What this task involves
Copy the lines below word for word, starting at the line that contains "legend-label-matched: Matched stars" and ending after the line that contains "measurement-point <box>627 88 633 94</box>".

Annotated element listings:
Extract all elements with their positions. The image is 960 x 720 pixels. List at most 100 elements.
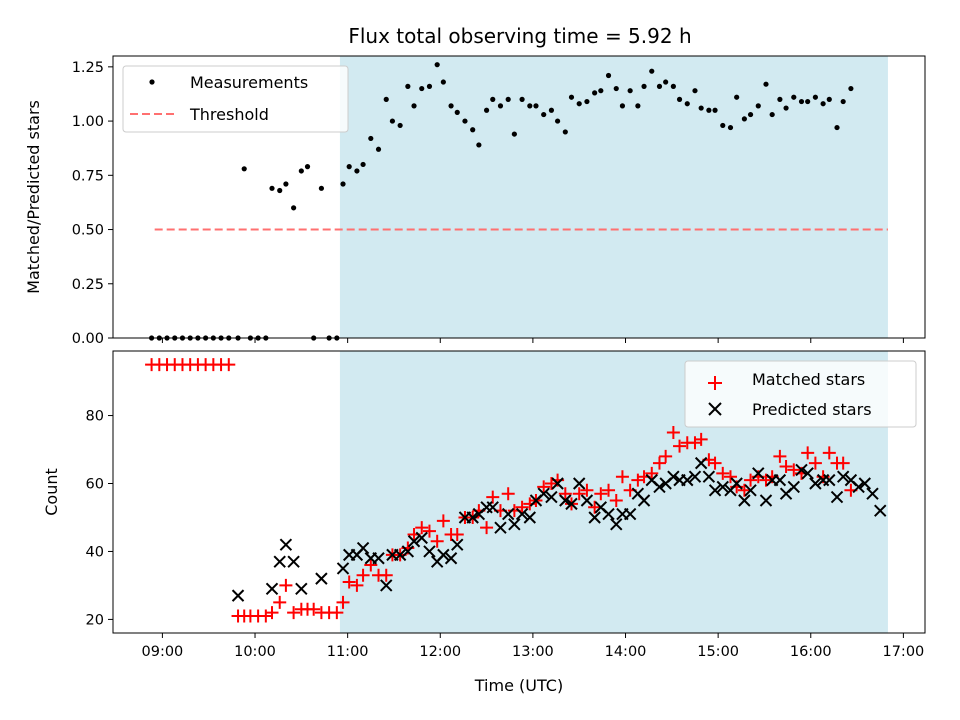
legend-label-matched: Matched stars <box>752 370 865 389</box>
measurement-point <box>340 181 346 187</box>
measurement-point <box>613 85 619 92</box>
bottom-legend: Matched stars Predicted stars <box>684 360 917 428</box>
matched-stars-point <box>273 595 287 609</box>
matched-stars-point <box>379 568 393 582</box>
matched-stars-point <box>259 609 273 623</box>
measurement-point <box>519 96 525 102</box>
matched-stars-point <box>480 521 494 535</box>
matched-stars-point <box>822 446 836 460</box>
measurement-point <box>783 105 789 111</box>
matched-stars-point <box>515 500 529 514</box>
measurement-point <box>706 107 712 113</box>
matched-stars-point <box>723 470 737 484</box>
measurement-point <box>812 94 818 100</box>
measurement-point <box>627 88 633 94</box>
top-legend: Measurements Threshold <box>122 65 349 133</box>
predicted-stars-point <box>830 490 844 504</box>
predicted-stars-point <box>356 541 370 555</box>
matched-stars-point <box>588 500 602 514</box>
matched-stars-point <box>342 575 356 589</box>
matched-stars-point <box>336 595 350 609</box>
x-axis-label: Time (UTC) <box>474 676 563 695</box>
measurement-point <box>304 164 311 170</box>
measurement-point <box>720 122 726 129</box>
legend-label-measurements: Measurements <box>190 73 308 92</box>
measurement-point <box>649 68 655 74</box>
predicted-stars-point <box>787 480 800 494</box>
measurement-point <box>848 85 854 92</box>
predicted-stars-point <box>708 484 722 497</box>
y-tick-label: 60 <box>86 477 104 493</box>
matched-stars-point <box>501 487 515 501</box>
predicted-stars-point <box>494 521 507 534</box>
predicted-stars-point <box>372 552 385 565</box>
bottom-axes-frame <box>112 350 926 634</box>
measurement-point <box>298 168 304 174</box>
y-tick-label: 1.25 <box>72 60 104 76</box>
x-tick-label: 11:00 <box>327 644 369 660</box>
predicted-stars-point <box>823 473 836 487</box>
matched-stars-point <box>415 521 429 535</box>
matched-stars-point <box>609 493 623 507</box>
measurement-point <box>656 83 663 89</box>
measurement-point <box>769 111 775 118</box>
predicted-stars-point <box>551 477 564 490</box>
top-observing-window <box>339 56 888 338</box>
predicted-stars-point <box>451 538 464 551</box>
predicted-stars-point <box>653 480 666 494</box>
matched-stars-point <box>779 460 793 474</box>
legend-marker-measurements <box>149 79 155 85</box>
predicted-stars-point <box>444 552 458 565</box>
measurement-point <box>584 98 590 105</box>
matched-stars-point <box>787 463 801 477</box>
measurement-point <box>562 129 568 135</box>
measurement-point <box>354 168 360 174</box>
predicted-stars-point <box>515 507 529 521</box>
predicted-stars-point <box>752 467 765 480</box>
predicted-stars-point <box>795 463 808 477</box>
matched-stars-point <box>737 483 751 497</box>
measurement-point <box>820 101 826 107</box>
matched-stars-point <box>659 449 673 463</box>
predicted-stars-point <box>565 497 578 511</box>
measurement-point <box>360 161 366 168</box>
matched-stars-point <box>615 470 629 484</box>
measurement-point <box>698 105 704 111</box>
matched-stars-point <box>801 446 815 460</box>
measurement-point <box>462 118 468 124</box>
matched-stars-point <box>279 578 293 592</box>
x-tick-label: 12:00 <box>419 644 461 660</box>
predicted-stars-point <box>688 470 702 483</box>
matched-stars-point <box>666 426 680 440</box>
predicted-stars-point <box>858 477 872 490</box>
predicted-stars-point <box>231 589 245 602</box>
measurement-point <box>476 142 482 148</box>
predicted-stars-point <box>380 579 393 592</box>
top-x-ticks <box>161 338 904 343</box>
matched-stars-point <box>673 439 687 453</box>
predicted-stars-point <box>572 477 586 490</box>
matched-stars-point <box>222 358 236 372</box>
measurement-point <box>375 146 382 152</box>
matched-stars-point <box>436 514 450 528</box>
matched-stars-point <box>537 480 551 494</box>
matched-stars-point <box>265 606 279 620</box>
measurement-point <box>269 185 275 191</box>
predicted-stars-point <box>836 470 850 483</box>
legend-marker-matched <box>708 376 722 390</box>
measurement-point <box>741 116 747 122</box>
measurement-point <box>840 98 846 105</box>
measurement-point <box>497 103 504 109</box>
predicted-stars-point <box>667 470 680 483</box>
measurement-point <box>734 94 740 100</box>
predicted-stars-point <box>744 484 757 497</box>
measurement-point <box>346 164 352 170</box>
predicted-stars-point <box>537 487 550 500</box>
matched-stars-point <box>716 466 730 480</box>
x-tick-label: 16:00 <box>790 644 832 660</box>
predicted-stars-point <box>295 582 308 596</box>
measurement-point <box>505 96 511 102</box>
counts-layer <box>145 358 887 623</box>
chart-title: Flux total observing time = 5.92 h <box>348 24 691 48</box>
==
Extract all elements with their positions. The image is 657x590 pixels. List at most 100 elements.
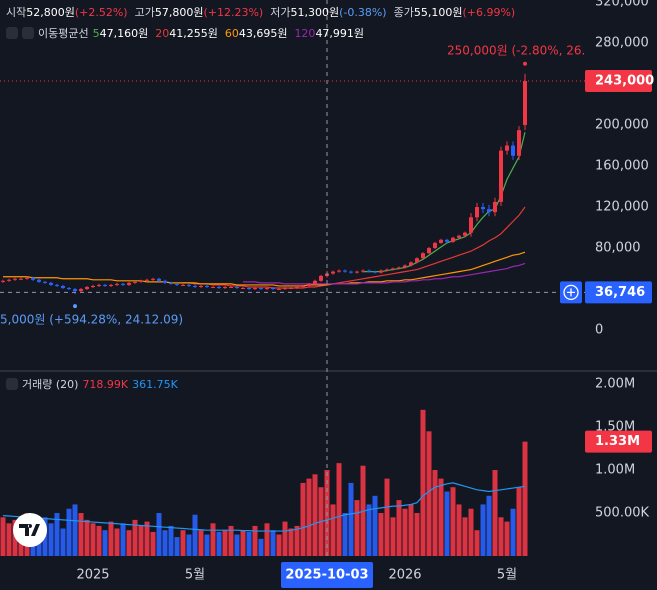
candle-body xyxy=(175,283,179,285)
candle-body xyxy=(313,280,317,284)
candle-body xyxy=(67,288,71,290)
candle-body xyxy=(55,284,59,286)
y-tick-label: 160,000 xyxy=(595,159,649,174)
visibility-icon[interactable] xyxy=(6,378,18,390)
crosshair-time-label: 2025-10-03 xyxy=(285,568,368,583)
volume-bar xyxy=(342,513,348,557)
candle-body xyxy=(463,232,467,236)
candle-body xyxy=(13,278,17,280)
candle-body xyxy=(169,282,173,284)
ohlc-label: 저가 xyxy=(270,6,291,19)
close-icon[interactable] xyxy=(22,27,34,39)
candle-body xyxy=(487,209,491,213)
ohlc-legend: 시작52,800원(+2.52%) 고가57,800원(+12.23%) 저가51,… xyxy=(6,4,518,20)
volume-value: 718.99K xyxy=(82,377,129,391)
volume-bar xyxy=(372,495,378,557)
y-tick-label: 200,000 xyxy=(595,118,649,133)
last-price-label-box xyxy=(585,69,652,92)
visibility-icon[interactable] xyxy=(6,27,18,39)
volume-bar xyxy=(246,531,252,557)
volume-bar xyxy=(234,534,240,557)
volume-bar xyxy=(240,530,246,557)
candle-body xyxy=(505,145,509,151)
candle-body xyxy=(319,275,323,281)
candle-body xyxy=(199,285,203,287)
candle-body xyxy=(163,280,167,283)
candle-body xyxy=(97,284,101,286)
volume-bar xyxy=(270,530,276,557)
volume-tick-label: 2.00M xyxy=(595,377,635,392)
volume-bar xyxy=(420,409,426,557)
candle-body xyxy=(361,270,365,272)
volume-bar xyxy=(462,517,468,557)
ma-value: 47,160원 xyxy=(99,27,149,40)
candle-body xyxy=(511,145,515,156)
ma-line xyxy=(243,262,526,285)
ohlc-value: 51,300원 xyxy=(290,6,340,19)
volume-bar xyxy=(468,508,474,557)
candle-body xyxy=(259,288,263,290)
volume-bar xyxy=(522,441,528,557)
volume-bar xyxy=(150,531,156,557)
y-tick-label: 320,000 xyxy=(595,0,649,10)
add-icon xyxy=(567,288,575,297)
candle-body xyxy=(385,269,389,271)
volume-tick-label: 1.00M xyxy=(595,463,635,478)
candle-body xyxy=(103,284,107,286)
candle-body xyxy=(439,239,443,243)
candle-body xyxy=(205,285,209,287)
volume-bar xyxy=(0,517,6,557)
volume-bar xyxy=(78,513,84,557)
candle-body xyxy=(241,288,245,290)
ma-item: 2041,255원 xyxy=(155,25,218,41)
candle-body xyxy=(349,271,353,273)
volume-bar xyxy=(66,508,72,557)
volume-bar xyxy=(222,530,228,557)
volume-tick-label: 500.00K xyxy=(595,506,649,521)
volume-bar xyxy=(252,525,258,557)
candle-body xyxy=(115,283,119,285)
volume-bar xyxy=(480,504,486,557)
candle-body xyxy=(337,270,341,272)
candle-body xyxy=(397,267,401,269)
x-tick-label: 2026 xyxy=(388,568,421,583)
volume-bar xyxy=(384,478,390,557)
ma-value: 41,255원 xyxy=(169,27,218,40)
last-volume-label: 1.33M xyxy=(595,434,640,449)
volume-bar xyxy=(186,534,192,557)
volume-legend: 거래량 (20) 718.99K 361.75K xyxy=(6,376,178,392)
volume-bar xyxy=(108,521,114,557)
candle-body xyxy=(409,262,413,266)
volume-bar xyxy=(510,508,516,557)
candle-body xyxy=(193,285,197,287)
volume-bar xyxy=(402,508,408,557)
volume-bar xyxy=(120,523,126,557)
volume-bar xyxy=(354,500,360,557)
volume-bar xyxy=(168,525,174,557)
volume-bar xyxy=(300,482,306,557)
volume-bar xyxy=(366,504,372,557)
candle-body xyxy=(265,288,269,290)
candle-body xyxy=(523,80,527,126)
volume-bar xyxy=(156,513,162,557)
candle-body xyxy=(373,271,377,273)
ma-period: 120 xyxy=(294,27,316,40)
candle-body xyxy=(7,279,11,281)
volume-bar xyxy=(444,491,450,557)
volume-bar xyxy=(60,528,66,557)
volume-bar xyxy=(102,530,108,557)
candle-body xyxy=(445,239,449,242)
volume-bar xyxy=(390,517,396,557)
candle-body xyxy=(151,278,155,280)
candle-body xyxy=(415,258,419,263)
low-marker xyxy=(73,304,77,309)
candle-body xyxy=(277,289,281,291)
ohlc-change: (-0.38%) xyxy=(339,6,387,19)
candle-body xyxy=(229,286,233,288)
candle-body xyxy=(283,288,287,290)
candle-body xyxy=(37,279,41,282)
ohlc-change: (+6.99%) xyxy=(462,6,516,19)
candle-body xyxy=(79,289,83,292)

Solution to the problem
legend-label-matched: Matched stars <box>752 370 865 389</box>
measurement-point <box>340 181 346 187</box>
measurement-point <box>613 85 619 92</box>
bottom-legend: Matched stars Predicted stars <box>684 360 917 428</box>
matched-stars-point <box>273 595 287 609</box>
matched-stars-point <box>379 568 393 582</box>
matched-stars-point <box>259 609 273 623</box>
measurement-point <box>519 96 525 102</box>
matched-stars-point <box>480 521 494 535</box>
matched-stars-point <box>822 446 836 460</box>
measurement-point <box>783 105 789 111</box>
matched-stars-point <box>515 500 529 514</box>
measurement-point <box>706 107 712 113</box>
matched-stars-point <box>723 470 737 484</box>
measurement-point <box>812 94 818 100</box>
measurement-point <box>627 88 633 94</box>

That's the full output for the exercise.